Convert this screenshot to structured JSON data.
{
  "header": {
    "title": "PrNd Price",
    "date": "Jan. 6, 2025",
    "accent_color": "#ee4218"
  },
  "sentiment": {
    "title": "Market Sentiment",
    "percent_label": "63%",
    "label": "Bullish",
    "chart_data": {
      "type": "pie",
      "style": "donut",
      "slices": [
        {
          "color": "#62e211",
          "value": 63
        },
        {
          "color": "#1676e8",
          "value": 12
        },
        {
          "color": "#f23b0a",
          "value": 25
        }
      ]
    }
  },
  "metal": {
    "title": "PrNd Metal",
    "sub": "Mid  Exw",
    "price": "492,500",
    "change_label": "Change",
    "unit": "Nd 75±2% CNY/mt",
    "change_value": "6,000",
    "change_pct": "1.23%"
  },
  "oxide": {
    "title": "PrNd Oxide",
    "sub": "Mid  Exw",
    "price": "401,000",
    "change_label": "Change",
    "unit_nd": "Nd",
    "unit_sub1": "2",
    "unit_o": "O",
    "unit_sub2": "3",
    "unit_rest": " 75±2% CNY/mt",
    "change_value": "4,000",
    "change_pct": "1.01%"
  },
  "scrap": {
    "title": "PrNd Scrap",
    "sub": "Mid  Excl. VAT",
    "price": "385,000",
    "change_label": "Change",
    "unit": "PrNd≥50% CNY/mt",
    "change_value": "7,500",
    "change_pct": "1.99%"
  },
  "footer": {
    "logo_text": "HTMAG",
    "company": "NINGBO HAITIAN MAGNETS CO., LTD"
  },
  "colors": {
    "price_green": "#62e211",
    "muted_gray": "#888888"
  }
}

########################################

### Goal
Copy each record from above exactly, and include every line.

### Completed exercise
Convert this screenshot to structured JSON data.
{
  "header": {
    "title": "PrNd Price",
    "date": "Jan. 6, 2025",
    "accent_color": "#ee4218"
  },
  "sentiment": {
    "title": "Market Sentiment",
    "percent_label": "63%",
    "label": "Bullish",
    "chart_data": {
      "type": "pie",
      "style": "donut",
      "slices": [
        {
          "color": "#62e211",
          "value": 63
        },
        {
          "color": "#1676e8",
          "value": 12
        },
        {
          "color": "#f23b0a",
          "value": 25
        }
      ]
    }
  },
  "metal": {
    "title": "PrNd Metal",
    "sub": "Mid  Exw",
    "price": "492,500",
    "change_label": "Change",
    "unit": "Nd 75±2% CNY/mt",
    "change_value": "6,000",
    "change_pct": "1.23%"
  },
  "oxide": {
    "title": "PrNd Oxide",
    "sub": "Mid  Exw",
    "price": "401,000",
    "change_label": "Change",
    "unit_nd": "Nd",
    "unit_sub1": "2",
    "unit_o": "O",
    "unit_sub2": "3",
    "unit_rest": " 75±2% CNY/mt",
    "change_value": "4,000",
    "change_pct": "1.01%"
  },
  "scrap": {
    "title": "PrNd Scrap",
    "sub": "Mid  Excl. VAT",
    "price": "385,000",
    "change_label": "Change",
    "unit": "PrNd≥50% CNY/mt",
    "change_value": "7,500",
    "change_pct": "1.99%"
  },
  "footer": {
    "logo_text": "HTMAG",
    "company": "NINGBO HAITIAN MAGNETS CO., LTD"
  },
  "colors": {
    "price_green": "#62e211",
    "muted_gray": "#888888"
  }
}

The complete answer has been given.